§ The problem:
Count the lines in the entries below that contain the string "elements", treating uppercase and lowercase letters as different. Reply with the number alone.

§ Source records:
>>>
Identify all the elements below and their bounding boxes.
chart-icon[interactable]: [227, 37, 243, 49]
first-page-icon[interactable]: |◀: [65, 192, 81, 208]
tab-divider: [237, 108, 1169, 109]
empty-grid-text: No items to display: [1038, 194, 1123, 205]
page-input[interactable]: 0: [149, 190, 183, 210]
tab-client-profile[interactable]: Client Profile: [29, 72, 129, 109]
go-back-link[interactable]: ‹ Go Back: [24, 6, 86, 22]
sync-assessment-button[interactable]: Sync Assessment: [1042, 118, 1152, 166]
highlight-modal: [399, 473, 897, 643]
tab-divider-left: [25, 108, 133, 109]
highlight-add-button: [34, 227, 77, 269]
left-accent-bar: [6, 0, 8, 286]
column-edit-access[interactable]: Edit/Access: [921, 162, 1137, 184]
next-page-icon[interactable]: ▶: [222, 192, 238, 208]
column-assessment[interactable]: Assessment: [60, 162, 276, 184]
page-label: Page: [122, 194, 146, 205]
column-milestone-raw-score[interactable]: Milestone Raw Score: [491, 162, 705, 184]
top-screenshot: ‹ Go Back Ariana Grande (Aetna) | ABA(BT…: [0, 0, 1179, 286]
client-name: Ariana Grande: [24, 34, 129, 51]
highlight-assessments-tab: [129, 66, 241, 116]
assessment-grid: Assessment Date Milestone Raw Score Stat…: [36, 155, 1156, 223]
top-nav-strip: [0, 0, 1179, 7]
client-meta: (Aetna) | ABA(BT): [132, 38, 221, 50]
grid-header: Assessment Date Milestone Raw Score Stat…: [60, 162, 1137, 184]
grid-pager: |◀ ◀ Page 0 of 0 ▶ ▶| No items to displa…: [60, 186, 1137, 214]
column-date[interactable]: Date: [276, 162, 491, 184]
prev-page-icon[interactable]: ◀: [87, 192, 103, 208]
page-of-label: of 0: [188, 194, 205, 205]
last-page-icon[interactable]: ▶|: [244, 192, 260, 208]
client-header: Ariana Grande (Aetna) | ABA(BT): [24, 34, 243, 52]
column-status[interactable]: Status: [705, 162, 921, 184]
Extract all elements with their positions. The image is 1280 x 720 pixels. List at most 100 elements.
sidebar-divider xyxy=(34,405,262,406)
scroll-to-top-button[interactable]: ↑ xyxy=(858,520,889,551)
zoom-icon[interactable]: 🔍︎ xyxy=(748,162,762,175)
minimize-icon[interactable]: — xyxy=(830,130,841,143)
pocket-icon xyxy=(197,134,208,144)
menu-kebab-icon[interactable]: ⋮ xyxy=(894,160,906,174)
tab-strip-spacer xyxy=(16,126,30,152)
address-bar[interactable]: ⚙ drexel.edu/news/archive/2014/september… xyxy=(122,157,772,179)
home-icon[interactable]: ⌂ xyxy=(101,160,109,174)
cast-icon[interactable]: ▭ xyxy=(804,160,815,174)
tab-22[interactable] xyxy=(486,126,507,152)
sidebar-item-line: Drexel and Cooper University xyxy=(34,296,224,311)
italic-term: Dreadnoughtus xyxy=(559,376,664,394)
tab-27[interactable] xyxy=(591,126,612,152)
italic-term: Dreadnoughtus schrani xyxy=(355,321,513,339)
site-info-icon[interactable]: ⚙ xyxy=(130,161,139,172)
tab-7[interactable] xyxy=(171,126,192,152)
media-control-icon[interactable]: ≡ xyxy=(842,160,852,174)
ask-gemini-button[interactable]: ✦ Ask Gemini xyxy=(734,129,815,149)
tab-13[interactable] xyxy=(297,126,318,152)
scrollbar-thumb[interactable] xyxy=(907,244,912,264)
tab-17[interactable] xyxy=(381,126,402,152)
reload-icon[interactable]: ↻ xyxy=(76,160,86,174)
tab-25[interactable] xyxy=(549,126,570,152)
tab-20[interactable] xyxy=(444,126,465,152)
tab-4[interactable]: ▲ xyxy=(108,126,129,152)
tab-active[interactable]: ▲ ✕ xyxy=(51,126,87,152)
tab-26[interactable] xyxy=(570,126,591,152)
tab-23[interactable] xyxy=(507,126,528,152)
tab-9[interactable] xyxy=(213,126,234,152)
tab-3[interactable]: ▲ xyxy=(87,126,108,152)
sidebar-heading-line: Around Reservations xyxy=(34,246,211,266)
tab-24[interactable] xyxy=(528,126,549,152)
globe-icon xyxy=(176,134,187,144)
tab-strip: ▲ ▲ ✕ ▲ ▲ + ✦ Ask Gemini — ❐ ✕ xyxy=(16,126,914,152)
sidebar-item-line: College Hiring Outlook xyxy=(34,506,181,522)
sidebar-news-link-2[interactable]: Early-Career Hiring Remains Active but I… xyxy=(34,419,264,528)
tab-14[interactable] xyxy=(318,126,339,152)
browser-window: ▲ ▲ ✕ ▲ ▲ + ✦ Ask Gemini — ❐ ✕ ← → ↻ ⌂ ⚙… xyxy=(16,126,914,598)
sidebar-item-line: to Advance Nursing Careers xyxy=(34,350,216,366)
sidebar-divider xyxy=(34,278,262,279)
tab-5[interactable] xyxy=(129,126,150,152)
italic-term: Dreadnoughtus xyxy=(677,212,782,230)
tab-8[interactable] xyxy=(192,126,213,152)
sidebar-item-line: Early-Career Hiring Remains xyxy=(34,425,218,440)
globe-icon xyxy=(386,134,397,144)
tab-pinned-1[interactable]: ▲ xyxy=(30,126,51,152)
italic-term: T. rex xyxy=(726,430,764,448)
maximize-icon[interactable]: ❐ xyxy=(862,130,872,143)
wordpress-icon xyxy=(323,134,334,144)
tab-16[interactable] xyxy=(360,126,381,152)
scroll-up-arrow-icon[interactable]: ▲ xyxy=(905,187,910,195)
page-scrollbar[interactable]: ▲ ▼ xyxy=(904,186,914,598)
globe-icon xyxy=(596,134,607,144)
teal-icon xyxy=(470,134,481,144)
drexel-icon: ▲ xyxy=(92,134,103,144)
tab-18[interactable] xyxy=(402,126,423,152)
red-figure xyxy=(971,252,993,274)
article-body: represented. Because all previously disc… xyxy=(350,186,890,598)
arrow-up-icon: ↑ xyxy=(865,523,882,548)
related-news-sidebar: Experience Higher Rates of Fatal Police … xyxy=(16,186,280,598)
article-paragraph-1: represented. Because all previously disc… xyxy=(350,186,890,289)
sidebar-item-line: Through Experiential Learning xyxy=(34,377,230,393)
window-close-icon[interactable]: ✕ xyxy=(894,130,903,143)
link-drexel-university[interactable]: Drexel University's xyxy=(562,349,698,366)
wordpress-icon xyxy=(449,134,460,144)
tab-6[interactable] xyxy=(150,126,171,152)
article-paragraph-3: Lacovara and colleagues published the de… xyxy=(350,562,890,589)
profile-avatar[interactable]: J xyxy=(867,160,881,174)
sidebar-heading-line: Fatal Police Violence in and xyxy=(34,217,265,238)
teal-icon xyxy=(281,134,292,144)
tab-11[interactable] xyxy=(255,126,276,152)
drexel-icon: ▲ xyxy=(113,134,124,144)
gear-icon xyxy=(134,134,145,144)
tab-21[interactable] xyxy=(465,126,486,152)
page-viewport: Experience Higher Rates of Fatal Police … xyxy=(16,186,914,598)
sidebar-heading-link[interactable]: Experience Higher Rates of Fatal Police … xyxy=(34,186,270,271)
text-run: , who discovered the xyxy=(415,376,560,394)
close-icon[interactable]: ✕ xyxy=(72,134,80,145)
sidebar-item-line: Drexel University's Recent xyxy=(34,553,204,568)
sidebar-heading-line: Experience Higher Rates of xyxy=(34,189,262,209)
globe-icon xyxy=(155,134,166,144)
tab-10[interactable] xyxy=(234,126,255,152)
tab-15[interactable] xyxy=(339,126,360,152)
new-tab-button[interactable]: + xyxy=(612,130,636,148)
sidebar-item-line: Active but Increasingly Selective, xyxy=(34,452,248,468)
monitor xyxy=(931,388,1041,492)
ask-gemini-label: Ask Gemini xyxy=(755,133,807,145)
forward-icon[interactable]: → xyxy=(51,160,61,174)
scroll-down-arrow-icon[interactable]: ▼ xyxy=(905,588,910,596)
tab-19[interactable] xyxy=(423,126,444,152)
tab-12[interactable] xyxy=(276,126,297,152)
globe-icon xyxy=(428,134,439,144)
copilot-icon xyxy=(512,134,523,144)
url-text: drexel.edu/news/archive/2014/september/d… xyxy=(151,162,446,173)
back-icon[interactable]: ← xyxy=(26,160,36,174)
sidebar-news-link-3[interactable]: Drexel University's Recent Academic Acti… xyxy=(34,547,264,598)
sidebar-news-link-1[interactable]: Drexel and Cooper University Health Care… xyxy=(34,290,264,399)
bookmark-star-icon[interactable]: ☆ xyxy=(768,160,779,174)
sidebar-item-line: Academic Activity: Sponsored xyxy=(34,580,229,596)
<<<
§ Correct result:
2